- Do this: Produce a verbatim copy of the entries listed below.

---*---

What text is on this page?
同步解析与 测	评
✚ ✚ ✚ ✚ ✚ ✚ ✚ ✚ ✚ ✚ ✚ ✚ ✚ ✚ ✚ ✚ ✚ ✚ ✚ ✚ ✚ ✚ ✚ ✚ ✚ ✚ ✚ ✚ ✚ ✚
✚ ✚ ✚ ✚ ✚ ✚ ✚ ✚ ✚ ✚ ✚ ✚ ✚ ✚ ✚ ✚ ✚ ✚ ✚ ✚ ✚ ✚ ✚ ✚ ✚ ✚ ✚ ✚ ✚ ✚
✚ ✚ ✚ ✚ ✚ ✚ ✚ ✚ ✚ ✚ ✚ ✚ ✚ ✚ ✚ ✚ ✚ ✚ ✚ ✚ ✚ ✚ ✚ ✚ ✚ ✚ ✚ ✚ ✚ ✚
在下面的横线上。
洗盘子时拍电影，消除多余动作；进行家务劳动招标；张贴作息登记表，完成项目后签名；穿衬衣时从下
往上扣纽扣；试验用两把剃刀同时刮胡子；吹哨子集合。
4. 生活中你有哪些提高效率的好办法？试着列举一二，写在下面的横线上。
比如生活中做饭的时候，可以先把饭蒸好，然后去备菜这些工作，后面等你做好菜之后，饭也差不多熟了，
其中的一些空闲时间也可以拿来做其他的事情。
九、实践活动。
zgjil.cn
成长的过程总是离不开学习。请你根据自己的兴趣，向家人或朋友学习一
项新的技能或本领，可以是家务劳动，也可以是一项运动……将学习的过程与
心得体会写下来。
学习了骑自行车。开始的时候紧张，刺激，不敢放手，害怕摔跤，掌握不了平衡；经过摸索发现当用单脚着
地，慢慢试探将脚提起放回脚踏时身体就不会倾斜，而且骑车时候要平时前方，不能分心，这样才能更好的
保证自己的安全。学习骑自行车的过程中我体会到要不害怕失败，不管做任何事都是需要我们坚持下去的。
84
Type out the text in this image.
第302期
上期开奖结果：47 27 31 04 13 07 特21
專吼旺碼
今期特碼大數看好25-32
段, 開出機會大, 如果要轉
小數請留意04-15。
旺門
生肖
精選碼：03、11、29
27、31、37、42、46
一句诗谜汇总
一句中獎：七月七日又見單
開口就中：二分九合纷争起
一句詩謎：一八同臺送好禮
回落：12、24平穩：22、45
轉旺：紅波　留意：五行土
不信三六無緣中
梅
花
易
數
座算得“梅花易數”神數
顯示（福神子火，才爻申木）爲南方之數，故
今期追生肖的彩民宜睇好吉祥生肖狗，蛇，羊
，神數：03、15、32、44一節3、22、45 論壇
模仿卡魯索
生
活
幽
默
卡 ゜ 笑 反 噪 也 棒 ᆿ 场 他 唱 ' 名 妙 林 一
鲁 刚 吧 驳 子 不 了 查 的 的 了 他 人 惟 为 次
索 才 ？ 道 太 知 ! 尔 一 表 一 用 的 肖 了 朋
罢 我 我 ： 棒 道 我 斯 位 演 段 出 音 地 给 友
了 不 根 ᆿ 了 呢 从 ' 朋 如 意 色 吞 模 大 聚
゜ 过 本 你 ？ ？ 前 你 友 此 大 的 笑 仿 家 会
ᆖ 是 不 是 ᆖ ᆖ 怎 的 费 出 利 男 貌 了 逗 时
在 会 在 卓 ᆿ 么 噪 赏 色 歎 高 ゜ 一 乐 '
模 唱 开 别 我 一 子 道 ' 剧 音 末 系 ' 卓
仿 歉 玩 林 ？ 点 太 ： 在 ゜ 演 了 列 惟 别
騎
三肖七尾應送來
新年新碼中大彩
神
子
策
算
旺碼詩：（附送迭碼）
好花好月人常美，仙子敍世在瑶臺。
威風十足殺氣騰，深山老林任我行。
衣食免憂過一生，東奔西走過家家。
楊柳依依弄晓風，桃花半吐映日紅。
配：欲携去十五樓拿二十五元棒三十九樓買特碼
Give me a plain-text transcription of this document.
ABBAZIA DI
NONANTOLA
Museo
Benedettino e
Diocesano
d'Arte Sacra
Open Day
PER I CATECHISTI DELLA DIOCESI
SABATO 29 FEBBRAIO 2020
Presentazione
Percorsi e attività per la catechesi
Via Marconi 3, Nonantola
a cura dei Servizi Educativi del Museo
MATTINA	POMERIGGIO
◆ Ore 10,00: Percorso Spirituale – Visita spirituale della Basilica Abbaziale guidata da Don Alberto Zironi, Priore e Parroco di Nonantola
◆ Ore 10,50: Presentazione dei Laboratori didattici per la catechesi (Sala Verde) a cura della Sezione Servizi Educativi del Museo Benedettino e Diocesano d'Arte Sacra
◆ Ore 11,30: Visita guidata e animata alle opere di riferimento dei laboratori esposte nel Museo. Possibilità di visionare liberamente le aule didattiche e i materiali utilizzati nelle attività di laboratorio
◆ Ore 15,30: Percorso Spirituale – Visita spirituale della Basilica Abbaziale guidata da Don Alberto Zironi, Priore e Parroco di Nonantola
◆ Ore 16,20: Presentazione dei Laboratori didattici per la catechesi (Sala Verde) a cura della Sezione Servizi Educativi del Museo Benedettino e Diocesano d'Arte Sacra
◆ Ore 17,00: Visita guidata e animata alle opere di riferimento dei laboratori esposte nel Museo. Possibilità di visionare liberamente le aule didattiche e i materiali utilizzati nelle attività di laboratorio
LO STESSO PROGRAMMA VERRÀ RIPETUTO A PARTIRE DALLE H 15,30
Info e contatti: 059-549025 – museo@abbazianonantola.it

---*---

- Finished answer:
What text is on this page?
同步解析与 测	评
✚ ✚ ✚ ✚ ✚ ✚ ✚ ✚ ✚ ✚ ✚ ✚ ✚ ✚ ✚ ✚ ✚ ✚ ✚ ✚ ✚ ✚ ✚ ✚ ✚ ✚ ✚ ✚ ✚ ✚
✚ ✚ ✚ ✚ ✚ ✚ ✚ ✚ ✚ ✚ ✚ ✚ ✚ ✚ ✚ ✚ ✚ ✚ ✚ ✚ ✚ ✚ ✚ ✚ ✚ ✚ ✚ ✚ ✚ ✚
✚ ✚ ✚ ✚ ✚ ✚ ✚ ✚ ✚ ✚ ✚ ✚ ✚ ✚ ✚ ✚ ✚ ✚ ✚ ✚ ✚ ✚ ✚ ✚ ✚ ✚ ✚ ✚ ✚ ✚
在下面的横线上。
洗盘子时拍电影，消除多余动作；进行家务劳动招标；张贴作息登记表，完成项目后签名；穿衬衣时从下
往上扣纽扣；试验用两把剃刀同时刮胡子；吹哨子集合。
4. 生活中你有哪些提高效率的好办法？试着列举一二，写在下面的横线上。
比如生活中做饭的时候，可以先把饭蒸好，然后去备菜这些工作，后面等你做好菜之后，饭也差不多熟了，
其中的一些空闲时间也可以拿来做其他的事情。
九、实践活动。
zgjil.cn
成长的过程总是离不开学习。请你根据自己的兴趣，向家人或朋友学习一
项新的技能或本领，可以是家务劳动，也可以是一项运动……将学习的过程与
心得体会写下来。
学习了骑自行车。开始的时候紧张，刺激，不敢放手，害怕摔跤，掌握不了平衡；经过摸索发现当用单脚着
地，慢慢试探将脚提起放回脚踏时身体就不会倾斜，而且骑车时候要平时前方，不能分心，这样才能更好的
保证自己的安全。学习骑自行车的过程中我体会到要不害怕失败，不管做任何事都是需要我们坚持下去的。
84
Type out the text in this image.
第302期
上期开奖结果：47 27 31 04 13 07 特21
專吼旺碼
今期特碼大數看好25-32
段, 開出機會大, 如果要轉
小數請留意04-15。
旺門
生肖
精選碼：03、11、29
27、31、37、42、46
一句诗谜汇总
一句中獎：七月七日又見單
開口就中：二分九合纷争起
一句詩謎：一八同臺送好禮
回落：12、24平穩：22、45
轉旺：紅波　留意：五行土
不信三六無緣中
梅
花
易
數
座算得“梅花易數”神數
顯示（福神子火，才爻申木）爲南方之數，故
今期追生肖的彩民宜睇好吉祥生肖狗，蛇，羊
，神數：03、15、32、44一節3、22、45 論壇
模仿卡魯索
生
活
幽
默
卡 ゜ 笑 反 噪 也 棒 ᆿ 场 他 唱 ' 名 妙 林 一
鲁 刚 吧 驳 子 不 了 查 的 的 了 他 人 惟 为 次
索 才 ？ 道 太 知 ! 尔 一 表 一 用 的 肖 了 朋
罢 我 我 ： 棒 道 我 斯 位 演 段 出 音 地 给 友
了 不 根 ᆿ 了 呢 从 ' 朋 如 意 色 吞 模 大 聚
゜ 过 本 你 ？ ？ 前 你 友 此 大 的 笑 仿 家 会
ᆖ 是 不 是 ᆖ ᆖ 怎 的 费 出 利 男 貌 了 逗 时
在 会 在 卓 ᆿ 么 噪 赏 色 歎 高 ゜ 一 乐 '
模 唱 开 别 我 一 子 道 ' 剧 音 末 系 ' 卓
仿 歉 玩 林 ？ 点 太 ： 在 ゜ 演 了 列 惟 别
騎
三肖七尾應送來
新年新碼中大彩
神
子
策
算
旺碼詩：（附送迭碼）
好花好月人常美，仙子敍世在瑶臺。
威風十足殺氣騰，深山老林任我行。
衣食免憂過一生，東奔西走過家家。
楊柳依依弄晓風，桃花半吐映日紅。
配：欲携去十五樓拿二十五元棒三十九樓買特碼
Give me a plain-text transcription of this document.
ABBAZIA DI
NONANTOLA
Museo
Benedettino e
Diocesano
d'Arte Sacra
Open Day
PER I CATECHISTI DELLA DIOCESI
SABATO 29 FEBBRAIO 2020
Presentazione
Percorsi e attività per la catechesi
Via Marconi 3, Nonantola
a cura dei Servizi Educativi del Museo
MATTINA	POMERIGGIO
◆ Ore 10,00: Percorso Spirituale – Visita spirituale della Basilica Abbaziale guidata da Don Alberto Zironi, Priore e Parroco di Nonantola
◆ Ore 10,50: Presentazione dei Laboratori didattici per la catechesi (Sala Verde) a cura della Sezione Servizi Educativi del Museo Benedettino e Diocesano d'Arte Sacra
◆ Ore 11,30: Visita guidata e animata alle opere di riferimento dei laboratori esposte nel Museo. Possibilità di visionare liberamente le aule didattiche e i materiali utilizzati nelle attività di laboratorio
◆ Ore 15,30: Percorso Spirituale – Visita spirituale della Basilica Abbaziale guidata da Don Alberto Zironi, Priore e Parroco di Nonantola
◆ Ore 16,20: Presentazione dei Laboratori didattici per la catechesi (Sala Verde) a cura della Sezione Servizi Educativi del Museo Benedettino e Diocesano d'Arte Sacra
◆ Ore 17,00: Visita guidata e animata alle opere di riferimento dei laboratori esposte nel Museo. Possibilità di visionare liberamente le aule didattiche e i materiali utilizzati nelle attività di laboratorio
LO STESSO PROGRAMMA VERRÀ RIPETUTO A PARTIRE DALLE H 15,30
Info e contatti: 059-549025 – museo@abbazianonantola.it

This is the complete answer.